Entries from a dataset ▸
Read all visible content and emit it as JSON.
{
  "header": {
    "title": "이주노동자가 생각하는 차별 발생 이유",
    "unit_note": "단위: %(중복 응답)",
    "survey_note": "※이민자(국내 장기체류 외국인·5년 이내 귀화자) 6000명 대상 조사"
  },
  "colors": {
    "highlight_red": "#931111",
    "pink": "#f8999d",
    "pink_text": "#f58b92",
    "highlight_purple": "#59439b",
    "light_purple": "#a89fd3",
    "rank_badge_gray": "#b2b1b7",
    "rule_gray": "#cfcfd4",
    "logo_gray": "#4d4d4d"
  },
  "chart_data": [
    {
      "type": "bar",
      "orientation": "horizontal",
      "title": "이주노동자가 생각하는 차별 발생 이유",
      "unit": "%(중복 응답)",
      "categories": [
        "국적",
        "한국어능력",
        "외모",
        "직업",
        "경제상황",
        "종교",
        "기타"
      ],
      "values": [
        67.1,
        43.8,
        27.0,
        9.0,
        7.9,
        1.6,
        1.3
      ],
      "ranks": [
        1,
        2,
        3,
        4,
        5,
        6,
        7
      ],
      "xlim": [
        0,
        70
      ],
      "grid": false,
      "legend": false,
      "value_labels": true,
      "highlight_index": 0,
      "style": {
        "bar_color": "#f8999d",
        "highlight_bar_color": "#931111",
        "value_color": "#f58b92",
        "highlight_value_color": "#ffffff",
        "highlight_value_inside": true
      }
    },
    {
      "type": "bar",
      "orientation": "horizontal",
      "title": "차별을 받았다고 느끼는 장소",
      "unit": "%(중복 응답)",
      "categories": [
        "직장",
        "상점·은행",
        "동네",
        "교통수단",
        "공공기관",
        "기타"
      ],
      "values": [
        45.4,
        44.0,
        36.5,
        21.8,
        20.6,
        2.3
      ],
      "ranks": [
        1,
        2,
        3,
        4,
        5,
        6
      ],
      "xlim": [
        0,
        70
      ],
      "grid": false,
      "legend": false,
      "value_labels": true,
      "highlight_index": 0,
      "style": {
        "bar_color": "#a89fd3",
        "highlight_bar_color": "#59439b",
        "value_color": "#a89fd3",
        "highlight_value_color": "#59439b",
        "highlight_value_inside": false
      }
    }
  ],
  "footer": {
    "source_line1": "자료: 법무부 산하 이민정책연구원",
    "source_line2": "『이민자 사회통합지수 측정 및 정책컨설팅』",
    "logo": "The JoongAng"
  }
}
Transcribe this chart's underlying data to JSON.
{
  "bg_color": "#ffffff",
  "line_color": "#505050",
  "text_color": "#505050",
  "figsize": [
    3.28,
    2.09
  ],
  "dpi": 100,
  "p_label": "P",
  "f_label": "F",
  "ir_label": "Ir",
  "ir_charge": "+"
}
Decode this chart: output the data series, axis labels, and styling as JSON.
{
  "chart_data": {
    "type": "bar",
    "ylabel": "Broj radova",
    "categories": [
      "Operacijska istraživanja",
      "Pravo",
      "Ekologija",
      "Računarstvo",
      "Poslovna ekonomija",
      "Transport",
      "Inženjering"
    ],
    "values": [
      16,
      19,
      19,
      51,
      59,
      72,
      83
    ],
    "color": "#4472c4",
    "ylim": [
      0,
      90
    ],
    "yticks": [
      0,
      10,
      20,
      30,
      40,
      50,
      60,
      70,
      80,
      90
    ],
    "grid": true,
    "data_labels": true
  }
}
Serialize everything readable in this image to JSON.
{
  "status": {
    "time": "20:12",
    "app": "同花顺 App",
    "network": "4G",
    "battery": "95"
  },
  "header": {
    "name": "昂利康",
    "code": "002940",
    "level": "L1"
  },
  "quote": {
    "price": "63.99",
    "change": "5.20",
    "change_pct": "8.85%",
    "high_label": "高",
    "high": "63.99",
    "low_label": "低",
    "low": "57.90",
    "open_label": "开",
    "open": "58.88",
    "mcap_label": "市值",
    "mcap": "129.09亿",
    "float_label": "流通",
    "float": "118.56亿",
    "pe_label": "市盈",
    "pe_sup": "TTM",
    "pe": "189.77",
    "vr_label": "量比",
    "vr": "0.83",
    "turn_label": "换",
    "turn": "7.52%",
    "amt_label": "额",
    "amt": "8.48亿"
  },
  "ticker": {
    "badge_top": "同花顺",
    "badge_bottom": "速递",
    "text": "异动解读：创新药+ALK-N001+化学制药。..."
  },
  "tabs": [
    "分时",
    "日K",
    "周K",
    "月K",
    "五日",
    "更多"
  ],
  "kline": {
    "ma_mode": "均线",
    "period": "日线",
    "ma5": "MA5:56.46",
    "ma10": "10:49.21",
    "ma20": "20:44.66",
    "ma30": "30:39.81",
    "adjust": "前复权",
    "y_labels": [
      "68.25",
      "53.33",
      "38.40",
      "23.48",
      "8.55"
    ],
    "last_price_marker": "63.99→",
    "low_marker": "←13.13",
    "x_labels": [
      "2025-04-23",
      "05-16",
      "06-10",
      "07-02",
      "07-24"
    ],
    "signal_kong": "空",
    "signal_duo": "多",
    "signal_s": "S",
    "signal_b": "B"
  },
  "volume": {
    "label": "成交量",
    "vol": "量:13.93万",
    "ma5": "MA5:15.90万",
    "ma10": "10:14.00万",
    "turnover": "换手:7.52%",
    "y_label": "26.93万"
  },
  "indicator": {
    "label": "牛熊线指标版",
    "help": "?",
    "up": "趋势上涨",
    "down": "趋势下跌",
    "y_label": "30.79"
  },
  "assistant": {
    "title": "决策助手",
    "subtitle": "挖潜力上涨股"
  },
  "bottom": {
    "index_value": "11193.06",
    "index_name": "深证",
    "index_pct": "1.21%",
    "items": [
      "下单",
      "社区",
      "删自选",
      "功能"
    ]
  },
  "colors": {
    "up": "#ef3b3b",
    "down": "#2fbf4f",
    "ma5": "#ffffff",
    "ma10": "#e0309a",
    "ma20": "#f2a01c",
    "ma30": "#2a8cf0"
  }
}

What you need to do ▸ Each record above should be output again exactly.

Output below ▸
Read all visible content and emit it as JSON.
{
  "header": {
    "title": "이주노동자가 생각하는 차별 발생 이유",
    "unit_note": "단위: %(중복 응답)",
    "survey_note": "※이민자(국내 장기체류 외국인·5년 이내 귀화자) 6000명 대상 조사"
  },
  "colors": {
    "highlight_red": "#931111",
    "pink": "#f8999d",
    "pink_text": "#f58b92",
    "highlight_purple": "#59439b",
    "light_purple": "#a89fd3",
    "rank_badge_gray": "#b2b1b7",
    "rule_gray": "#cfcfd4",
    "logo_gray": "#4d4d4d"
  },
  "chart_data": [
    {
      "type": "bar",
      "orientation": "horizontal",
      "title": "이주노동자가 생각하는 차별 발생 이유",
      "unit": "%(중복 응답)",
      "categories": [
        "국적",
        "한국어능력",
        "외모",
        "직업",
        "경제상황",
        "종교",
        "기타"
      ],
      "values": [
        67.1,
        43.8,
        27.0,
        9.0,
        7.9,
        1.6,
        1.3
      ],
      "ranks": [
        1,
        2,
        3,
        4,
        5,
        6,
        7
      ],
      "xlim": [
        0,
        70
      ],
      "grid": false,
      "legend": false,
      "value_labels": true,
      "highlight_index": 0,
      "style": {
        "bar_color": "#f8999d",
        "highlight_bar_color": "#931111",
        "value_color": "#f58b92",
        "highlight_value_color": "#ffffff",
        "highlight_value_inside": true
      }
    },
    {
      "type": "bar",
      "orientation": "horizontal",
      "title": "차별을 받았다고 느끼는 장소",
      "unit": "%(중복 응답)",
      "categories": [
        "직장",
        "상점·은행",
        "동네",
        "교통수단",
        "공공기관",
        "기타"
      ],
      "values": [
        45.4,
        44.0,
        36.5,
        21.8,
        20.6,
        2.3
      ],
      "ranks": [
        1,
        2,
        3,
        4,
        5,
        6
      ],
      "xlim": [
        0,
        70
      ],
      "grid": false,
      "legend": false,
      "value_labels": true,
      "highlight_index": 0,
      "style": {
        "bar_color": "#a89fd3",
        "highlight_bar_color": "#59439b",
        "value_color": "#a89fd3",
        "highlight_value_color": "#59439b",
        "highlight_value_inside": false
      }
    }
  ],
  "footer": {
    "source_line1": "자료: 법무부 산하 이민정책연구원",
    "source_line2": "『이민자 사회통합지수 측정 및 정책컨설팅』",
    "logo": "The JoongAng"
  }
}
Transcribe this chart's underlying data to JSON.
{
  "bg_color": "#ffffff",
  "line_color": "#505050",
  "text_color": "#505050",
  "figsize": [
    3.28,
    2.09
  ],
  "dpi": 100,
  "p_label": "P",
  "f_label": "F",
  "ir_label": "Ir",
  "ir_charge": "+"
}
Decode this chart: output the data series, axis labels, and styling as JSON.
{
  "chart_data": {
    "type": "bar",
    "ylabel": "Broj radova",
    "categories": [
      "Operacijska istraživanja",
      "Pravo",
      "Ekologija",
      "Računarstvo",
      "Poslovna ekonomija",
      "Transport",
      "Inženjering"
    ],
    "values": [
      16,
      19,
      19,
      51,
      59,
      72,
      83
    ],
    "color": "#4472c4",
    "ylim": [
      0,
      90
    ],
    "yticks": [
      0,
      10,
      20,
      30,
      40,
      50,
      60,
      70,
      80,
      90
    ],
    "grid": true,
    "data_labels": true
  }
}
Serialize everything readable in this image to JSON.
{
  "status": {
    "time": "20:12",
    "app": "同花顺 App",
    "network": "4G",
    "battery": "95"
  },
  "header": {
    "name": "昂利康",
    "code": "002940",
    "level": "L1"
  },
  "quote": {
    "price": "63.99",
    "change": "5.20",
    "change_pct": "8.85%",
    "high_label": "高",
    "high": "63.99",
    "low_label": "低",
    "low": "57.90",
    "open_label": "开",
    "open": "58.88",
    "mcap_label": "市值",
    "mcap": "129.09亿",
    "float_label": "流通",
    "float": "118.56亿",
    "pe_label": "市盈",
    "pe_sup": "TTM",
    "pe": "189.77",
    "vr_label": "量比",
    "vr": "0.83",
    "turn_label": "换",
    "turn": "7.52%",
    "amt_label": "额",
    "amt": "8.48亿"
  },
  "ticker": {
    "badge_top": "同花顺",
    "badge_bottom": "速递",
    "text": "异动解读：创新药+ALK-N001+化学制药。..."
  },
  "tabs": [
    "分时",
    "日K",
    "周K",
    "月K",
    "五日",
    "更多"
  ],
  "kline": {
    "ma_mode": "均线",
    "period": "日线",
    "ma5": "MA5:56.46",
    "ma10": "10:49.21",
    "ma20": "20:44.66",
    "ma30": "30:39.81",
    "adjust": "前复权",
    "y_labels": [
      "68.25",
      "53.33",
      "38.40",
      "23.48",
      "8.55"
    ],
    "last_price_marker": "63.99→",
    "low_marker": "←13.13",
    "x_labels": [
      "2025-04-23",
      "05-16",
      "06-10",
      "07-02",
      "07-24"
    ],
    "signal_kong": "空",
    "signal_duo": "多",
    "signal_s": "S",
    "signal_b": "B"
  },
  "volume": {
    "label": "成交量",
    "vol": "量:13.93万",
    "ma5": "MA5:15.90万",
    "ma10": "10:14.00万",
    "turnover": "换手:7.52%",
    "y_label": "26.93万"
  },
  "indicator": {
    "label": "牛熊线指标版",
    "help": "?",
    "up": "趋势上涨",
    "down": "趋势下跌",
    "y_label": "30.79"
  },
  "assistant": {
    "title": "决策助手",
    "subtitle": "挖潜力上涨股"
  },
  "bottom": {
    "index_value": "11193.06",
    "index_name": "深证",
    "index_pct": "1.21%",
    "items": [
      "下单",
      "社区",
      "删自选",
      "功能"
    ]
  },
  "colors": {
    "up": "#ef3b3b",
    "down": "#2fbf4f",
    "ma5": "#ffffff",
    "ma10": "#e0309a",
    "ma20": "#f2a01c",
    "ma30": "#2a8cf0"
  }
}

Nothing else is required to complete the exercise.